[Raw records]
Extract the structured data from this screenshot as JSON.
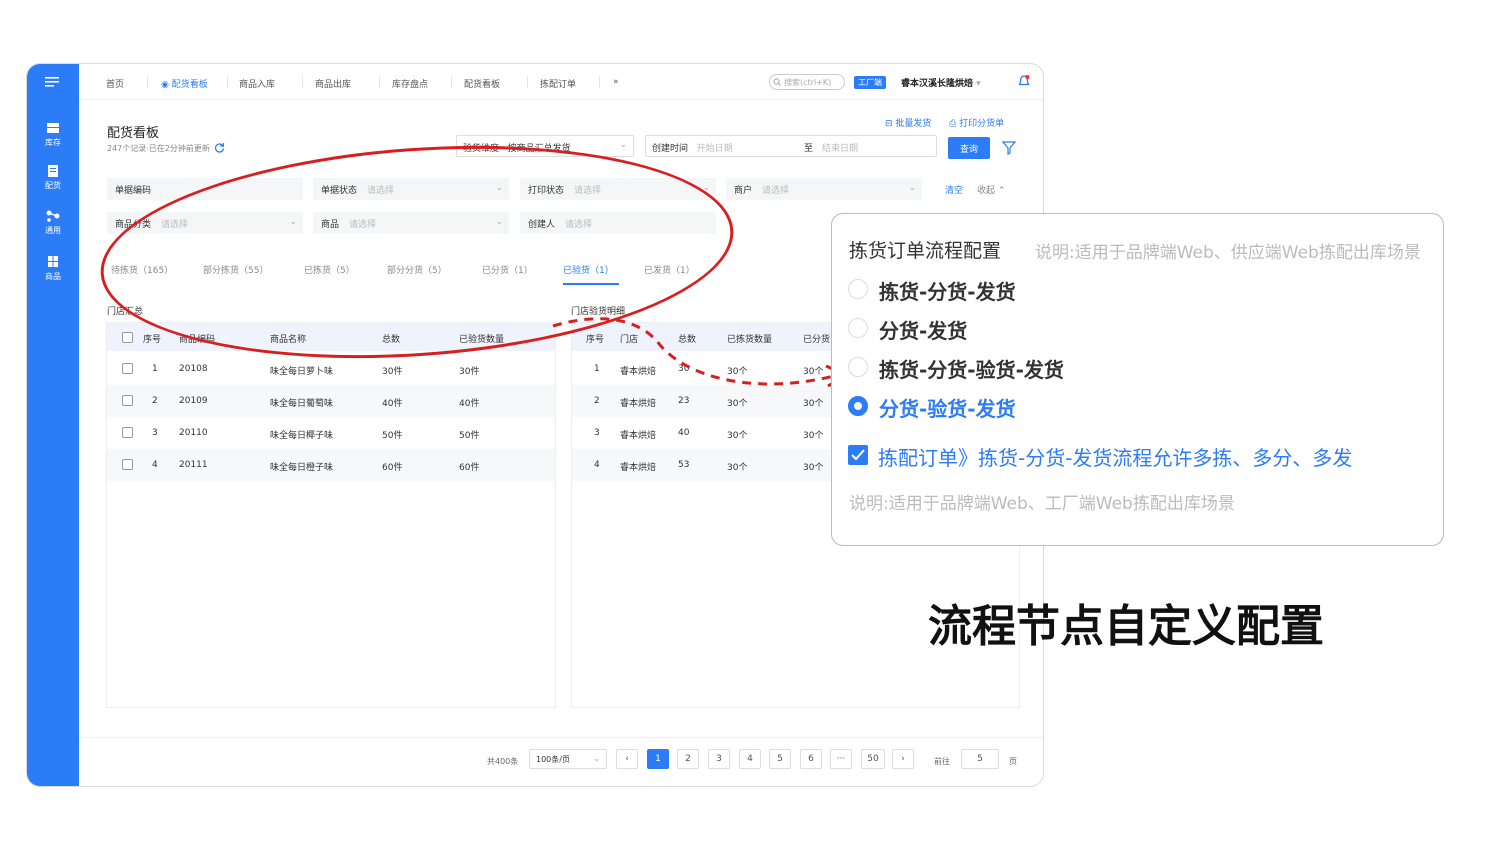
{
  "sidebar": {
    "items": [
      {
        "label": "库存",
        "icon": "inventory-icon"
      },
      {
        "label": "配货",
        "icon": "distribution-icon"
      },
      {
        "label": "通用",
        "icon": "share-icon"
      },
      {
        "label": "商品",
        "icon": "grid-icon"
      }
    ]
  },
  "topbar": {
    "tabs": [
      "首页",
      "配货看板",
      "商品入库",
      "商品出库",
      "库存盘点",
      "配货看板",
      "拣配订单"
    ],
    "more": "»",
    "search_placeholder": "搜索(ctrl+K)",
    "badge": "工厂端",
    "store": "睿本汉溪长隆烘焙",
    "store_caret": "▾"
  },
  "header": {
    "title": "配货看板",
    "subtitle": "247个记录·已在2分钟前更新",
    "batch_ship": "批量发货",
    "print_slip": "打印分货单",
    "dimension_label": "验货维度",
    "dimension_value": "按商品汇总发货",
    "created_label": "创建时间",
    "start_placeholder": "开始日期",
    "to": "至",
    "end_placeholder": "结束日期",
    "query": "查询"
  },
  "filters": {
    "doc_code": "单据编码",
    "doc_status": "单据状态",
    "print_status": "打印状态",
    "merchant": "商户",
    "category": "商品分类",
    "product": "商品",
    "creator": "创建人",
    "placeholder": "请选择",
    "clear": "清空",
    "collapse": "收起"
  },
  "status_tabs": [
    "待拣货（165）",
    "部分拣货（55）",
    "已拣货（5）",
    "部分分货（5）",
    "已分货（1）",
    "已验货（1）",
    "已发货（1）"
  ],
  "left_panel": {
    "title": "门店汇总",
    "headers": [
      "序号",
      "商品编码",
      "商品名称",
      "总数",
      "已验货数量"
    ],
    "rows": [
      [
        "1",
        "20108",
        "味全每日萝卜味",
        "30件",
        "30件"
      ],
      [
        "2",
        "20109",
        "味全每日葡萄味",
        "40件",
        "40件"
      ],
      [
        "3",
        "20110",
        "味全每日椰子味",
        "50件",
        "50件"
      ],
      [
        "4",
        "20111",
        "味全每日橙子味",
        "60件",
        "60件"
      ]
    ]
  },
  "right_panel": {
    "title": "门店验货明细",
    "headers": [
      "序号",
      "门店",
      "总数",
      "已拣货数量",
      "已分货"
    ],
    "rows": [
      [
        "1",
        "睿本烘焙",
        "30",
        "30个",
        "30个"
      ],
      [
        "2",
        "睿本烘焙",
        "23",
        "30个",
        "30个"
      ],
      [
        "3",
        "睿本烘焙",
        "40",
        "30个",
        "30个"
      ],
      [
        "4",
        "睿本烘焙",
        "53",
        "30个",
        "30个"
      ]
    ]
  },
  "pagination": {
    "total": "共400条",
    "per_page": "100条/页",
    "pages": [
      "1",
      "2",
      "3",
      "4",
      "5",
      "6",
      "···",
      "50"
    ],
    "current": "1",
    "goto_label": "前往",
    "goto_value": "5",
    "page_suffix": "页"
  },
  "popup": {
    "title": "拣货订单流程配置",
    "note": "说明:适用于品牌端Web、供应端Web拣配出库场景",
    "options": [
      "拣货-分货-发货",
      "分货-发货",
      "拣货-分货-验货-发货",
      "分货-验货-发货"
    ],
    "selected_index": 3,
    "checkbox_label": "拣配订单》拣货-分货-发货流程允许多拣、多分、多发",
    "checkbox_checked": true,
    "note2": "说明:适用于品牌端Web、工厂端Web拣配出库场景"
  },
  "caption": "流程节点自定义配置",
  "colors": {
    "primary": "#2b7cf6",
    "annotation": "#d81f1f"
  }
}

Exercise objective: All of the data above should be transcribed verbatim, with pictures omitted.

Output of the exercise:
Extract the structured data from this screenshot as JSON.
{
  "sidebar": {
    "items": [
      {
        "label": "库存",
        "icon": "inventory-icon"
      },
      {
        "label": "配货",
        "icon": "distribution-icon"
      },
      {
        "label": "通用",
        "icon": "share-icon"
      },
      {
        "label": "商品",
        "icon": "grid-icon"
      }
    ]
  },
  "topbar": {
    "tabs": [
      "首页",
      "配货看板",
      "商品入库",
      "商品出库",
      "库存盘点",
      "配货看板",
      "拣配订单"
    ],
    "more": "»",
    "search_placeholder": "搜索(ctrl+K)",
    "badge": "工厂端",
    "store": "睿本汉溪长隆烘焙",
    "store_caret": "▾"
  },
  "header": {
    "title": "配货看板",
    "subtitle": "247个记录·已在2分钟前更新",
    "batch_ship": "批量发货",
    "print_slip": "打印分货单",
    "dimension_label": "验货维度",
    "dimension_value": "按商品汇总发货",
    "created_label": "创建时间",
    "start_placeholder": "开始日期",
    "to": "至",
    "end_placeholder": "结束日期",
    "query": "查询"
  },
  "filters": {
    "doc_code": "单据编码",
    "doc_status": "单据状态",
    "print_status": "打印状态",
    "merchant": "商户",
    "category": "商品分类",
    "product": "商品",
    "creator": "创建人",
    "placeholder": "请选择",
    "clear": "清空",
    "collapse": "收起"
  },
  "status_tabs": [
    "待拣货（165）",
    "部分拣货（55）",
    "已拣货（5）",
    "部分分货（5）",
    "已分货（1）",
    "已验货（1）",
    "已发货（1）"
  ],
  "left_panel": {
    "title": "门店汇总",
    "headers": [
      "序号",
      "商品编码",
      "商品名称",
      "总数",
      "已验货数量"
    ],
    "rows": [
      [
        "1",
        "20108",
        "味全每日萝卜味",
        "30件",
        "30件"
      ],
      [
        "2",
        "20109",
        "味全每日葡萄味",
        "40件",
        "40件"
      ],
      [
        "3",
        "20110",
        "味全每日椰子味",
        "50件",
        "50件"
      ],
      [
        "4",
        "20111",
        "味全每日橙子味",
        "60件",
        "60件"
      ]
    ]
  },
  "right_panel": {
    "title": "门店验货明细",
    "headers": [
      "序号",
      "门店",
      "总数",
      "已拣货数量",
      "已分货"
    ],
    "rows": [
      [
        "1",
        "睿本烘焙",
        "30",
        "30个",
        "30个"
      ],
      [
        "2",
        "睿本烘焙",
        "23",
        "30个",
        "30个"
      ],
      [
        "3",
        "睿本烘焙",
        "40",
        "30个",
        "30个"
      ],
      [
        "4",
        "睿本烘焙",
        "53",
        "30个",
        "30个"
      ]
    ]
  },
  "pagination": {
    "total": "共400条",
    "per_page": "100条/页",
    "pages": [
      "1",
      "2",
      "3",
      "4",
      "5",
      "6",
      "···",
      "50"
    ],
    "current": "1",
    "goto_label": "前往",
    "goto_value": "5",
    "page_suffix": "页"
  },
  "popup": {
    "title": "拣货订单流程配置",
    "note": "说明:适用于品牌端Web、供应端Web拣配出库场景",
    "options": [
      "拣货-分货-发货",
      "分货-发货",
      "拣货-分货-验货-发货",
      "分货-验货-发货"
    ],
    "selected_index": 3,
    "checkbox_label": "拣配订单》拣货-分货-发货流程允许多拣、多分、多发",
    "checkbox_checked": true,
    "note2": "说明:适用于品牌端Web、工厂端Web拣配出库场景"
  },
  "caption": "流程节点自定义配置",
  "colors": {
    "primary": "#2b7cf6",
    "annotation": "#d81f1f"
  }
}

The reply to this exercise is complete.